--- Start of DATA SECTION ---

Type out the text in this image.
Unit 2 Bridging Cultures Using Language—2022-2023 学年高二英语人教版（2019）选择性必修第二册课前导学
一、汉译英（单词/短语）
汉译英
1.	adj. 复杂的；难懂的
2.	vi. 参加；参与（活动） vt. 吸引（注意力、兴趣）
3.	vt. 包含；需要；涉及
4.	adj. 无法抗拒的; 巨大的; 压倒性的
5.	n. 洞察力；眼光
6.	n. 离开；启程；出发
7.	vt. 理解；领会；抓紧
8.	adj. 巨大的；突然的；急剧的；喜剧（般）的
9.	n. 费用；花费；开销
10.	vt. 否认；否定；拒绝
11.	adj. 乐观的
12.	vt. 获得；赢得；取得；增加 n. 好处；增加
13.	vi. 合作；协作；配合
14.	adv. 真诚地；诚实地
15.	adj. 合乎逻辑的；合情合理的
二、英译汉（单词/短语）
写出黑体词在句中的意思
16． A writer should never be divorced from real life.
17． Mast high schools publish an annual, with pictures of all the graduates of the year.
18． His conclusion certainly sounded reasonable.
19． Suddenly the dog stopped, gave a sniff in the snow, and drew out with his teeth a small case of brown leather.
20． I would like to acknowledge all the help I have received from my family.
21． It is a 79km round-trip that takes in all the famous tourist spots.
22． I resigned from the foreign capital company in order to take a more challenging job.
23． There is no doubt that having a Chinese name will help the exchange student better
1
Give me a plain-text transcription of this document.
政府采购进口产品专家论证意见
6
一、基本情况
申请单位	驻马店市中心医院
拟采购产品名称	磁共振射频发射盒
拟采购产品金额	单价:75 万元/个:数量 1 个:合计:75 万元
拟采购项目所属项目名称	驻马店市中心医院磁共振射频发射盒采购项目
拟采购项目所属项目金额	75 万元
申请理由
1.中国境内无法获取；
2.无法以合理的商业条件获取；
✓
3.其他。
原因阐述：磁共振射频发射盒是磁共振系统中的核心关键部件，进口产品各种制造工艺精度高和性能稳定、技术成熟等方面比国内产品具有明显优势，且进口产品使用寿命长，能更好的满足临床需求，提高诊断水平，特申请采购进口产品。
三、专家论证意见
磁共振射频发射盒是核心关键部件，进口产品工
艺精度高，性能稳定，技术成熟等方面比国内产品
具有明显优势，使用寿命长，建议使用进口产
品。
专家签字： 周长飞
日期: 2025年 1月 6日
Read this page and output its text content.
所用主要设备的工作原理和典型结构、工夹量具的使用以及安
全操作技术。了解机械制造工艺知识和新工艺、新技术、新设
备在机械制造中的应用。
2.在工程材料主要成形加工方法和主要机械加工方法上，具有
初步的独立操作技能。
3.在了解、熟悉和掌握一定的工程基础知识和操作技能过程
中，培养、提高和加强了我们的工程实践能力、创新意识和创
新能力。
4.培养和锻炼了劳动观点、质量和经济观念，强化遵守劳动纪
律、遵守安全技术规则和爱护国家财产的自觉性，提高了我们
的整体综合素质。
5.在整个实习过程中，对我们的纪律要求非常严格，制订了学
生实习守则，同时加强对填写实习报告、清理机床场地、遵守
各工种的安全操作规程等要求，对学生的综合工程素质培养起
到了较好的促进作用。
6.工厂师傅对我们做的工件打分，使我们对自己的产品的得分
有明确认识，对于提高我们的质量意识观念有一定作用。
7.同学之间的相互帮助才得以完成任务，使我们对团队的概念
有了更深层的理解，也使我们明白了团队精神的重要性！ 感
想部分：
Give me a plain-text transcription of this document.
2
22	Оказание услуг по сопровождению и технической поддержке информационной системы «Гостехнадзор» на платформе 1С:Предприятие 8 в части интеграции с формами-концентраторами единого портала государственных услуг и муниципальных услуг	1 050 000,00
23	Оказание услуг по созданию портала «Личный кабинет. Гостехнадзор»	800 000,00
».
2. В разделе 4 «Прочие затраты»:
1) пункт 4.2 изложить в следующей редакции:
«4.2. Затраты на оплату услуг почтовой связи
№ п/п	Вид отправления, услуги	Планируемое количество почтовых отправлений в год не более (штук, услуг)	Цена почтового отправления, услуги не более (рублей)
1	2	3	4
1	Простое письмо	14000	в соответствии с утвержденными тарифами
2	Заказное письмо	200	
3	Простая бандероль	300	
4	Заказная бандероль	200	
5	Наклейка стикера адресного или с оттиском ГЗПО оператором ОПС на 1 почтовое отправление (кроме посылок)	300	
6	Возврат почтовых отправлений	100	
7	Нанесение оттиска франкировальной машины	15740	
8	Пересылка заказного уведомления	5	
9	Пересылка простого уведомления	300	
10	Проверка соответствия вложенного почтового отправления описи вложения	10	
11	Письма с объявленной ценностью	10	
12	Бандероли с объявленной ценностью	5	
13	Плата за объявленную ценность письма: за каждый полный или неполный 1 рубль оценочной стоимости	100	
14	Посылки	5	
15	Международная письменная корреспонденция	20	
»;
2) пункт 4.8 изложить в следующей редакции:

--- End of DATA SECTION ---

● **WORK TO COMPLETE**:
Look through the material above and pick out each line holding the word "услуг".

● **SOLUTION FOR THIS EXERCISE**:
22	Оказание услуг по сопровождению и технической поддержке информационной системы «Гостехнадзор» на платформе 1С:Предприятие 8 в части интеграции с формами-концентраторами единого портала государственных услуг и муниципальных услуг	1 050 000,00
23	Оказание услуг по созданию портала «Личный кабинет. Гостехнадзор»	800 000,00
«4.2. Затраты на оплату услуг почтовой связи
№ п/п	Вид отправления, услуги	Планируемое количество почтовых отправлений в год не более (штук, услуг)	Цена почтового отправления, услуги не более (рублей)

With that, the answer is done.